Task brief
The listing below must be repeated word for word, with its images excluded.

►

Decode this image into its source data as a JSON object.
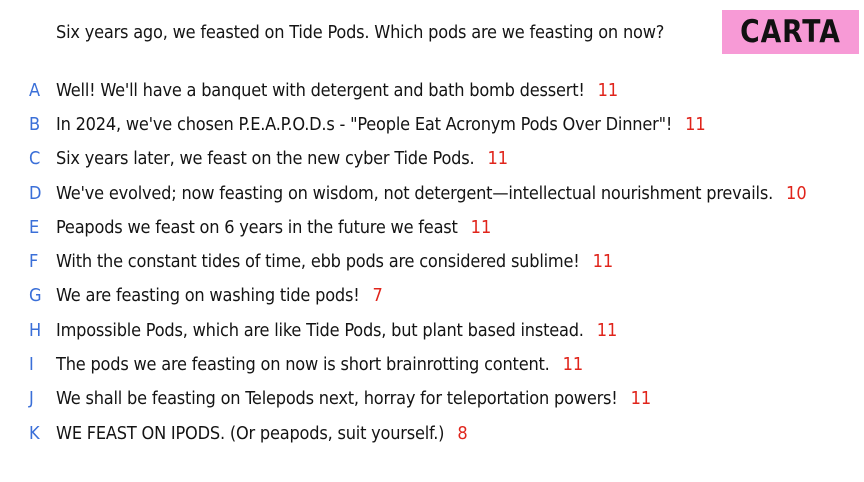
{
  "question": "Six years ago, we feasted on Tide Pods. Which pods are we feasting on now?",
  "brand": "CARTA",
  "answers": [
    {
      "letter": "A",
      "text": "Well! We'll have a banquet with detergent and bath bomb dessert!",
      "score": "11"
    },
    {
      "letter": "B",
      "text": "In 2024, we've chosen P.E.A.P.O.D.s - \"People Eat Acronym Pods Over Dinner\"!",
      "score": "11"
    },
    {
      "letter": "C",
      "text": "Six years later, we feast on the new cyber Tide Pods.",
      "score": "11"
    },
    {
      "letter": "D",
      "text": "We've evolved; now feasting on wisdom, not detergent—intellectual nourishment prevails.",
      "score": "10"
    },
    {
      "letter": "E",
      "text": "Peapods we feast on 6 years in the future we feast",
      "score": "11"
    },
    {
      "letter": "F",
      "text": "With the constant tides of time, ebb pods are considered sublime!",
      "score": "11"
    },
    {
      "letter": "G",
      "text": "We are feasting on washing tide pods!",
      "score": "7"
    },
    {
      "letter": "H",
      "text": "Impossible Pods, which are like Tide Pods, but plant based instead.",
      "score": "11"
    },
    {
      "letter": "I",
      "text": "The pods we are feasting on now is short brainrotting content.",
      "score": "11"
    },
    {
      "letter": "J",
      "text": "We shall be feasting on Telepods next, horray for teleportation powers!",
      "score": "11"
    },
    {
      "letter": "K",
      "text": "WE FEAST ON IPODS. (Or peapods, suit yourself.)",
      "score": "8"
    }
  ]
}
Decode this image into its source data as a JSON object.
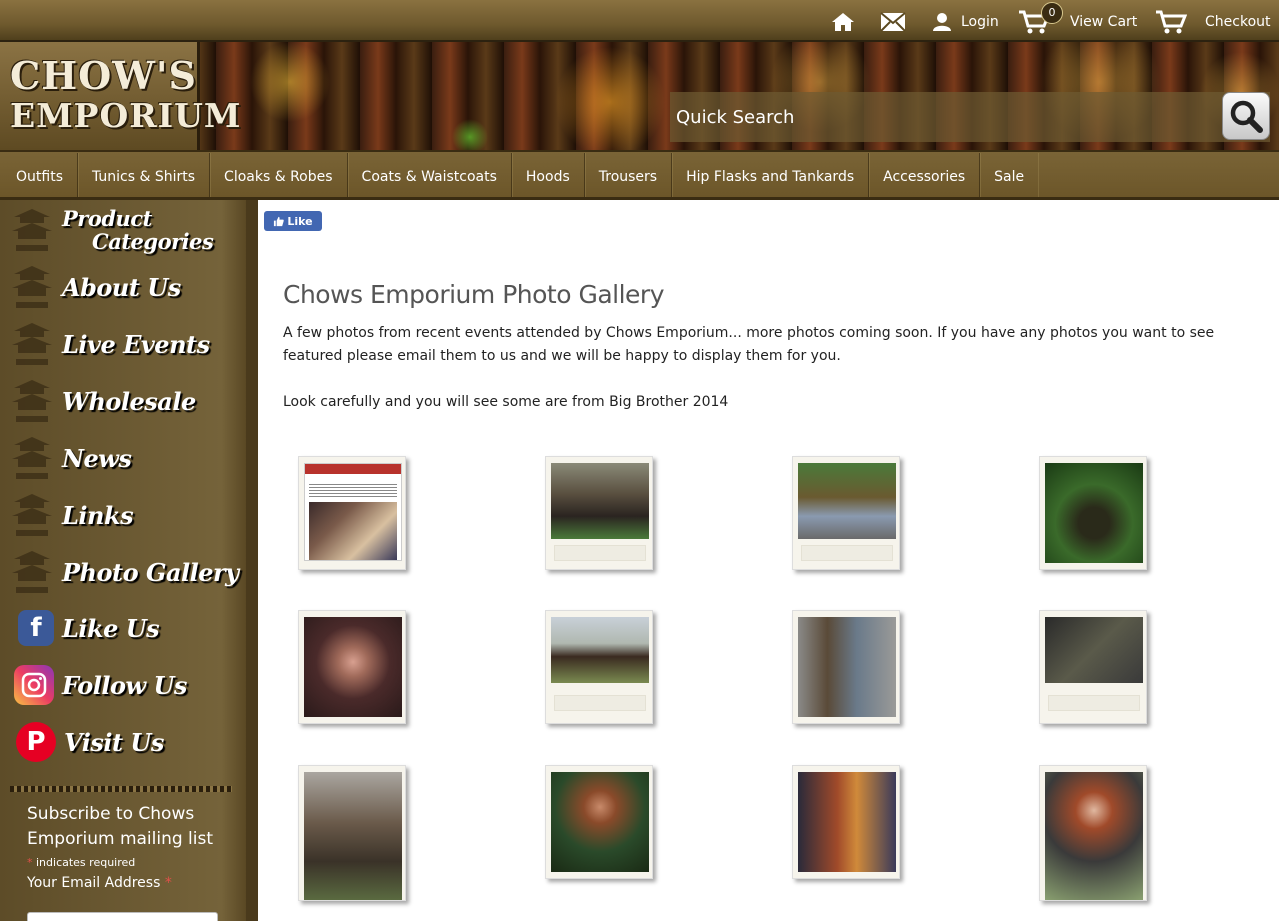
{
  "topbar": {
    "home_icon": "home-icon",
    "mail_icon": "envelope-icon",
    "login_label": "Login",
    "cart_count": "0",
    "view_cart_label": "View Cart",
    "checkout_label": "Checkout"
  },
  "banner": {
    "logo_line1": "CHOW'S",
    "logo_line2": "EMPORIUM",
    "search_placeholder": "Quick Search"
  },
  "nav": {
    "items": [
      "Outfits",
      "Tunics & Shirts",
      "Cloaks & Robes",
      "Coats & Waistcoats",
      "Hoods",
      "Trousers",
      "Hip Flasks and Tankards",
      "Accessories",
      "Sale"
    ]
  },
  "sidebar": {
    "items": [
      {
        "line1": "Product",
        "line2": "Categories"
      },
      {
        "label": "About Us"
      },
      {
        "label": "Live Events"
      },
      {
        "label": "Wholesale"
      },
      {
        "label": "News"
      },
      {
        "label": "Links"
      },
      {
        "label": "Photo Gallery"
      },
      {
        "label": "Like Us"
      },
      {
        "label": "Follow Us"
      },
      {
        "label": "Visit Us"
      }
    ],
    "subscribe": {
      "heading": "Subscribe to Chows Emporium mailing list",
      "required_note": "indicates required",
      "email_label": "Your Email Address"
    }
  },
  "main": {
    "fb_like": "Like",
    "title": "Chows Emporium Photo Gallery",
    "intro": "A few photos from recent events attended by Chows Emporium... more photos coming soon. If you have any photos you want to see featured please email them to us and we will be happy to display them for you.",
    "note": "Look carefully and you will see some are from Big Brother 2014"
  },
  "colors": {
    "sidebar_bg": "#6b5a35",
    "nav_bg": "#7a6436",
    "main_bg": "#ffffff",
    "fb_blue": "#4267b2",
    "required_star": "#e0504a"
  }
}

◄

Problem solution
Decode this image into its source data as a JSON object.
{
  "question": "Six years ago, we feasted on Tide Pods. Which pods are we feasting on now?",
  "brand": "CARTA",
  "answers": [
    {
      "letter": "A",
      "text": "Well! We'll have a banquet with detergent and bath bomb dessert!",
      "score": "11"
    },
    {
      "letter": "B",
      "text": "In 2024, we've chosen P.E.A.P.O.D.s - \"People Eat Acronym Pods Over Dinner\"!",
      "score": "11"
    },
    {
      "letter": "C",
      "text": "Six years later, we feast on the new cyber Tide Pods.",
      "score": "11"
    },
    {
      "letter": "D",
      "text": "We've evolved; now feasting on wisdom, not detergent—intellectual nourishment prevails.",
      "score": "10"
    },
    {
      "letter": "E",
      "text": "Peapods we feast on 6 years in the future we feast",
      "score": "11"
    },
    {
      "letter": "F",
      "text": "With the constant tides of time, ebb pods are considered sublime!",
      "score": "11"
    },
    {
      "letter": "G",
      "text": "We are feasting on washing tide pods!",
      "score": "7"
    },
    {
      "letter": "H",
      "text": "Impossible Pods, which are like Tide Pods, but plant based instead.",
      "score": "11"
    },
    {
      "letter": "I",
      "text": "The pods we are feasting on now is short brainrotting content.",
      "score": "11"
    },
    {
      "letter": "J",
      "text": "We shall be feasting on Telepods next, horray for teleportation powers!",
      "score": "11"
    },
    {
      "letter": "K",
      "text": "WE FEAST ON IPODS. (Or peapods, suit yourself.)",
      "score": "8"
    }
  ]
}
Decode this image into its source data as a JSON object.
{
  "topbar": {
    "home_icon": "home-icon",
    "mail_icon": "envelope-icon",
    "login_label": "Login",
    "cart_count": "0",
    "view_cart_label": "View Cart",
    "checkout_label": "Checkout"
  },
  "banner": {
    "logo_line1": "CHOW'S",
    "logo_line2": "EMPORIUM",
    "search_placeholder": "Quick Search"
  },
  "nav": {
    "items": [
      "Outfits",
      "Tunics & Shirts",
      "Cloaks & Robes",
      "Coats & Waistcoats",
      "Hoods",
      "Trousers",
      "Hip Flasks and Tankards",
      "Accessories",
      "Sale"
    ]
  },
  "sidebar": {
    "items": [
      {
        "line1": "Product",
        "line2": "Categories"
      },
      {
        "label": "About Us"
      },
      {
        "label": "Live Events"
      },
      {
        "label": "Wholesale"
      },
      {
        "label": "News"
      },
      {
        "label": "Links"
      },
      {
        "label": "Photo Gallery"
      },
      {
        "label": "Like Us"
      },
      {
        "label": "Follow Us"
      },
      {
        "label": "Visit Us"
      }
    ],
    "subscribe": {
      "heading": "Subscribe to Chows Emporium mailing list",
      "required_note": "indicates required",
      "email_label": "Your Email Address"
    }
  },
  "main": {
    "fb_like": "Like",
    "title": "Chows Emporium Photo Gallery",
    "intro": "A few photos from recent events attended by Chows Emporium... more photos coming soon. If you have any photos you want to see featured please email them to us and we will be happy to display them for you.",
    "note": "Look carefully and you will see some are from Big Brother 2014"
  },
  "colors": {
    "sidebar_bg": "#6b5a35",
    "nav_bg": "#7a6436",
    "main_bg": "#ffffff",
    "fb_blue": "#4267b2",
    "required_star": "#e0504a"
  }
}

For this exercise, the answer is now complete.